Search the entries below. Return every line that has "next" in it.

Data listing
-- Begin --

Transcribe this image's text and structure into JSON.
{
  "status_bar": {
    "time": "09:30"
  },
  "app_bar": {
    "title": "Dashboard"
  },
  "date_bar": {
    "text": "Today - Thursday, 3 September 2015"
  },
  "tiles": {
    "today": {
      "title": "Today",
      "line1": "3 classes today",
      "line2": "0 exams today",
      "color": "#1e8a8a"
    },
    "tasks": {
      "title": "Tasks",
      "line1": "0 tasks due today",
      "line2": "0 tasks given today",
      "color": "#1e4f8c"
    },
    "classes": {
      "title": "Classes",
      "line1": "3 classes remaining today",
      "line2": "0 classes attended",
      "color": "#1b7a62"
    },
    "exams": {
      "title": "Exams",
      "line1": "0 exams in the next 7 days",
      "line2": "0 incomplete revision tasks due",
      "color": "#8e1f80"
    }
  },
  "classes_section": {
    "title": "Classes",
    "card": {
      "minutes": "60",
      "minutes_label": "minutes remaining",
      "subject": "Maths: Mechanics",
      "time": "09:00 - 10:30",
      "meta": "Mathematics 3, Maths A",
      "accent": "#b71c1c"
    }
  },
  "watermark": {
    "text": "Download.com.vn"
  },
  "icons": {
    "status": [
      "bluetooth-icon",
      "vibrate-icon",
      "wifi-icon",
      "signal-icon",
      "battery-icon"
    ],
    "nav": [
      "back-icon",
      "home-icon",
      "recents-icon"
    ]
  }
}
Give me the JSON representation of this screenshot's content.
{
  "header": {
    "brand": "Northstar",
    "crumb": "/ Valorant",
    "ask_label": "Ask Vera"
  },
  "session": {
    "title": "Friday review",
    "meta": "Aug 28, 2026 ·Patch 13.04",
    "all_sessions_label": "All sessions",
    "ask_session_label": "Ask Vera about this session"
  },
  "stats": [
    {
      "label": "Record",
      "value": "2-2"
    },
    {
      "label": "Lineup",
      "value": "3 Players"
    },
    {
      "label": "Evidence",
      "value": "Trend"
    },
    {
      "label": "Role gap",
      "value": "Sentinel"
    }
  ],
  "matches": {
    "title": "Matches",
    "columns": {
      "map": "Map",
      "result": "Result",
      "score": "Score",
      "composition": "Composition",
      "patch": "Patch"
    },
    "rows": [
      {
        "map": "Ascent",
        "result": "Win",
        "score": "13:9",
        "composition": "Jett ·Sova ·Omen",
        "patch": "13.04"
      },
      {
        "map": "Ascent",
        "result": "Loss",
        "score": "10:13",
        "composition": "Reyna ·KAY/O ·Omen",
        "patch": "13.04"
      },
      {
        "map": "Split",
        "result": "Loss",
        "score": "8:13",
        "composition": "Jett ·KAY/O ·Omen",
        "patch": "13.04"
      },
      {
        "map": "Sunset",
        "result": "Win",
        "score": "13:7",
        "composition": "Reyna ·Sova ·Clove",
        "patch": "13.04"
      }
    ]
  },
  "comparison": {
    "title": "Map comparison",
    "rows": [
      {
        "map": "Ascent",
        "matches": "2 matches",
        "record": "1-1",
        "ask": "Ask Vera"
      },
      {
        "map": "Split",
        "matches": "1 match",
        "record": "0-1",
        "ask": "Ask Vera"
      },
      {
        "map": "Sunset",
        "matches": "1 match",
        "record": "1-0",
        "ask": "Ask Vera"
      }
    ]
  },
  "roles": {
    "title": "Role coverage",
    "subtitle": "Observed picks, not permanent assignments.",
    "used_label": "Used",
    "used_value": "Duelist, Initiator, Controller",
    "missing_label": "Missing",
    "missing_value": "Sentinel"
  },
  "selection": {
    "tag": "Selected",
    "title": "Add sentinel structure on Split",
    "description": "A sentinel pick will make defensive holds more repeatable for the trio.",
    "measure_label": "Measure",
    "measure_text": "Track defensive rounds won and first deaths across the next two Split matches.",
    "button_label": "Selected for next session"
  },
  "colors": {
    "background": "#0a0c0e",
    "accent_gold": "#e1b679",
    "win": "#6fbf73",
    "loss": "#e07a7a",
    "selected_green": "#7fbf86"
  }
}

-- End --

▸ **OUTPUT OF THE TASK**
      "line1": "0 exams in the next 7 days",
    "measure_text": "Track defensive rounds won and first deaths across the next two Split matches.",
    "button_label": "Selected for next session"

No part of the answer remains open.